AIM OF THE TASK: Reproduce every record below exactly as it appears.

* * *

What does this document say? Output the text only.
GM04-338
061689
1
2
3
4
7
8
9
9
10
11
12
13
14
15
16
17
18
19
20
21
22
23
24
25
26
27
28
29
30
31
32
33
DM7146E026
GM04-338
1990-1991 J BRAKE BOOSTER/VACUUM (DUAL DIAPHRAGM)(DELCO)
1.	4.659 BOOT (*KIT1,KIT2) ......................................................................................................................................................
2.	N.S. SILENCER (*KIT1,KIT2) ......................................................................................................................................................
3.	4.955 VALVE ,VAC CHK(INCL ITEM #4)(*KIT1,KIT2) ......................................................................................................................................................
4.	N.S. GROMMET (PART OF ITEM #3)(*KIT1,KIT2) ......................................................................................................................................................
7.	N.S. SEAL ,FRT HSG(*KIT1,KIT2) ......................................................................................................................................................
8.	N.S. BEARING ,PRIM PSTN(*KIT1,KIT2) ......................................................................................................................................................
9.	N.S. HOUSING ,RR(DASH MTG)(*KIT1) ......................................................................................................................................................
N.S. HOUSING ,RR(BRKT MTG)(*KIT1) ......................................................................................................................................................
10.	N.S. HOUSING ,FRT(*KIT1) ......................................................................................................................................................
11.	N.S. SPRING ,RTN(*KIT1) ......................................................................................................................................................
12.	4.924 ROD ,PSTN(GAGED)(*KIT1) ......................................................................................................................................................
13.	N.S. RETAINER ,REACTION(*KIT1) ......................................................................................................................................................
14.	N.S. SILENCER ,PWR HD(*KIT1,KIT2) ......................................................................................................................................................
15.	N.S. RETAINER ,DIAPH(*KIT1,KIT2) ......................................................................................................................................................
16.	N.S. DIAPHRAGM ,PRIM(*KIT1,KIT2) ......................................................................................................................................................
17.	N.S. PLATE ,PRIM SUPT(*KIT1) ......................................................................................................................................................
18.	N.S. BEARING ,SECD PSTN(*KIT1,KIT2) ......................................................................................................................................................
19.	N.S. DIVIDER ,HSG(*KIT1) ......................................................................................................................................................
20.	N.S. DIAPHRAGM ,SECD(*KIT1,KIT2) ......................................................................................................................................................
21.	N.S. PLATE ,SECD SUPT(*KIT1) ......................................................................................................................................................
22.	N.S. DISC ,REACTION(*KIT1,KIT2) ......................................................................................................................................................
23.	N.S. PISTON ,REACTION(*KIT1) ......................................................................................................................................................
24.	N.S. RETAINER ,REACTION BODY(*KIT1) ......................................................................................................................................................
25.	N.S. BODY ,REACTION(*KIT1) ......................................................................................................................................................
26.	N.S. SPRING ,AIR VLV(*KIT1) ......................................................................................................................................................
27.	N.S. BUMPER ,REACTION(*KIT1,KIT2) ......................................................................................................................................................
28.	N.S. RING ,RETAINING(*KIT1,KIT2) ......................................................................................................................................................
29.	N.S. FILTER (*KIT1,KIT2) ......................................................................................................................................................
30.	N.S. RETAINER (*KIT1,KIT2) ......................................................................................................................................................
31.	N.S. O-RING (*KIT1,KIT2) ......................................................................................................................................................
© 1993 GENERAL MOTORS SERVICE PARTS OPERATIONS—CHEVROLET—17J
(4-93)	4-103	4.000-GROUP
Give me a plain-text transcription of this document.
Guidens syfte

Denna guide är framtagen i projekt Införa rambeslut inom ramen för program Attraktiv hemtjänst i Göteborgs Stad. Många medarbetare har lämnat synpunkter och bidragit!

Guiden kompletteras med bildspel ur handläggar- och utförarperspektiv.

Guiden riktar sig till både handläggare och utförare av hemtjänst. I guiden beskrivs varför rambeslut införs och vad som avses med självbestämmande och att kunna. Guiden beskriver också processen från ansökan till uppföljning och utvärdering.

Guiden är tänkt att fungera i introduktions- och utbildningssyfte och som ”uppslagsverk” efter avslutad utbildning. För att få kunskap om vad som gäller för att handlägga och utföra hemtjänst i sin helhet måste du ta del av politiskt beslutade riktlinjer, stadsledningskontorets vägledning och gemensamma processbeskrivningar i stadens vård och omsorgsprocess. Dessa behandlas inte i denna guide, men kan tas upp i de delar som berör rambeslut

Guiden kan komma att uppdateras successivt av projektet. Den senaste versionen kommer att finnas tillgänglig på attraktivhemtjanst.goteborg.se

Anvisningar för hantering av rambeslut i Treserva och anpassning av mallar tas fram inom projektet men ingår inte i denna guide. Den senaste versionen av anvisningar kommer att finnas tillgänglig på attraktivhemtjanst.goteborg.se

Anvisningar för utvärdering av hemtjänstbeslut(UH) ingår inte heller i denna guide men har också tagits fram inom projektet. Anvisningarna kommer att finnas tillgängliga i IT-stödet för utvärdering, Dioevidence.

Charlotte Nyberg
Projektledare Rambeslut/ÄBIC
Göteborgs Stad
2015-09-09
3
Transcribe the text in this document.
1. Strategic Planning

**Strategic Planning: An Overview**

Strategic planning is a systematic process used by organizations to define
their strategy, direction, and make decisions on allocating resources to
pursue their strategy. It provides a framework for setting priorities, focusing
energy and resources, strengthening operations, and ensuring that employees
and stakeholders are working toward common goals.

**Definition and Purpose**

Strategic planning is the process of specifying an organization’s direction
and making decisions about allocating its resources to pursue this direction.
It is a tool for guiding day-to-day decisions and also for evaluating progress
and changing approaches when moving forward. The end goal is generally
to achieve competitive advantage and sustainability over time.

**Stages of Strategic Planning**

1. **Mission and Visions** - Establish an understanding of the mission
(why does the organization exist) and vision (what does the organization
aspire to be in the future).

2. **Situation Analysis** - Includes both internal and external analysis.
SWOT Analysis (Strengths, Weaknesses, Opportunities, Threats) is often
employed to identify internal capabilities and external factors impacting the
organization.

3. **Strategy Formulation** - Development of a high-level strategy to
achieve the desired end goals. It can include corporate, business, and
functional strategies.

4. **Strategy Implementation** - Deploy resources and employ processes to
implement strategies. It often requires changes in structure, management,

* * *

OUTPUT OF THE TASK:
What does this document say? Output the text only.
GM04-338
061689
1
2
3
4
7
8
9
9
10
11
12
13
14
15
16
17
18
19
20
21
22
23
24
25
26
27
28
29
30
31
32
33
DM7146E026
GM04-338
1990-1991 J BRAKE BOOSTER/VACUUM (DUAL DIAPHRAGM)(DELCO)
1.	4.659 BOOT (*KIT1,KIT2) ......................................................................................................................................................
2.	N.S. SILENCER (*KIT1,KIT2) ......................................................................................................................................................
3.	4.955 VALVE ,VAC CHK(INCL ITEM #4)(*KIT1,KIT2) ......................................................................................................................................................
4.	N.S. GROMMET (PART OF ITEM #3)(*KIT1,KIT2) ......................................................................................................................................................
7.	N.S. SEAL ,FRT HSG(*KIT1,KIT2) ......................................................................................................................................................
8.	N.S. BEARING ,PRIM PSTN(*KIT1,KIT2) ......................................................................................................................................................
9.	N.S. HOUSING ,RR(DASH MTG)(*KIT1) ......................................................................................................................................................
N.S. HOUSING ,RR(BRKT MTG)(*KIT1) ......................................................................................................................................................
10.	N.S. HOUSING ,FRT(*KIT1) ......................................................................................................................................................
11.	N.S. SPRING ,RTN(*KIT1) ......................................................................................................................................................
12.	4.924 ROD ,PSTN(GAGED)(*KIT1) ......................................................................................................................................................
13.	N.S. RETAINER ,REACTION(*KIT1) ......................................................................................................................................................
14.	N.S. SILENCER ,PWR HD(*KIT1,KIT2) ......................................................................................................................................................
15.	N.S. RETAINER ,DIAPH(*KIT1,KIT2) ......................................................................................................................................................
16.	N.S. DIAPHRAGM ,PRIM(*KIT1,KIT2) ......................................................................................................................................................
17.	N.S. PLATE ,PRIM SUPT(*KIT1) ......................................................................................................................................................
18.	N.S. BEARING ,SECD PSTN(*KIT1,KIT2) ......................................................................................................................................................
19.	N.S. DIVIDER ,HSG(*KIT1) ......................................................................................................................................................
20.	N.S. DIAPHRAGM ,SECD(*KIT1,KIT2) ......................................................................................................................................................
21.	N.S. PLATE ,SECD SUPT(*KIT1) ......................................................................................................................................................
22.	N.S. DISC ,REACTION(*KIT1,KIT2) ......................................................................................................................................................
23.	N.S. PISTON ,REACTION(*KIT1) ......................................................................................................................................................
24.	N.S. RETAINER ,REACTION BODY(*KIT1) ......................................................................................................................................................
25.	N.S. BODY ,REACTION(*KIT1) ......................................................................................................................................................
26.	N.S. SPRING ,AIR VLV(*KIT1) ......................................................................................................................................................
27.	N.S. BUMPER ,REACTION(*KIT1,KIT2) ......................................................................................................................................................
28.	N.S. RING ,RETAINING(*KIT1,KIT2) ......................................................................................................................................................
29.	N.S. FILTER (*KIT1,KIT2) ......................................................................................................................................................
30.	N.S. RETAINER (*KIT1,KIT2) ......................................................................................................................................................
31.	N.S. O-RING (*KIT1,KIT2) ......................................................................................................................................................
© 1993 GENERAL MOTORS SERVICE PARTS OPERATIONS—CHEVROLET—17J
(4-93)	4-103	4.000-GROUP
Give me a plain-text transcription of this document.
Guidens syfte

Denna guide är framtagen i projekt Införa rambeslut inom ramen för program Attraktiv hemtjänst i Göteborgs Stad. Många medarbetare har lämnat synpunkter och bidragit!

Guiden kompletteras med bildspel ur handläggar- och utförarperspektiv.

Guiden riktar sig till både handläggare och utförare av hemtjänst. I guiden beskrivs varför rambeslut införs och vad som avses med självbestämmande och att kunna. Guiden beskriver också processen från ansökan till uppföljning och utvärdering.

Guiden är tänkt att fungera i introduktions- och utbildningssyfte och som ”uppslagsverk” efter avslutad utbildning. För att få kunskap om vad som gäller för att handlägga och utföra hemtjänst i sin helhet måste du ta del av politiskt beslutade riktlinjer, stadsledningskontorets vägledning och gemensamma processbeskrivningar i stadens vård och omsorgsprocess. Dessa behandlas inte i denna guide, men kan tas upp i de delar som berör rambeslut

Guiden kan komma att uppdateras successivt av projektet. Den senaste versionen kommer att finnas tillgänglig på attraktivhemtjanst.goteborg.se

Anvisningar för hantering av rambeslut i Treserva och anpassning av mallar tas fram inom projektet men ingår inte i denna guide. Den senaste versionen av anvisningar kommer att finnas tillgänglig på attraktivhemtjanst.goteborg.se

Anvisningar för utvärdering av hemtjänstbeslut(UH) ingår inte heller i denna guide men har också tagits fram inom projektet. Anvisningarna kommer att finnas tillgängliga i IT-stödet för utvärdering, Dioevidence.

Charlotte Nyberg
Projektledare Rambeslut/ÄBIC
Göteborgs Stad
2015-09-09
3
Transcribe the text in this document.
1. Strategic Planning

**Strategic Planning: An Overview**

Strategic planning is a systematic process used by organizations to define
their strategy, direction, and make decisions on allocating resources to
pursue their strategy. It provides a framework for setting priorities, focusing
energy and resources, strengthening operations, and ensuring that employees
and stakeholders are working toward common goals.

**Definition and Purpose**

Strategic planning is the process of specifying an organization’s direction
and making decisions about allocating its resources to pursue this direction.
It is a tool for guiding day-to-day decisions and also for evaluating progress
and changing approaches when moving forward. The end goal is generally
to achieve competitive advantage and sustainability over time.

**Stages of Strategic Planning**

1. **Mission and Visions** - Establish an understanding of the mission
(why does the organization exist) and vision (what does the organization
aspire to be in the future).

2. **Situation Analysis** - Includes both internal and external analysis.
SWOT Analysis (Strengths, Weaknesses, Opportunities, Threats) is often
employed to identify internal capabilities and external factors impacting the
organization.

3. **Strategy Formulation** - Development of a high-level strategy to
achieve the desired end goals. It can include corporate, business, and
functional strategies.

4. **Strategy Implementation** - Deploy resources and employ processes to
implement strategies. It often requires changes in structure, management,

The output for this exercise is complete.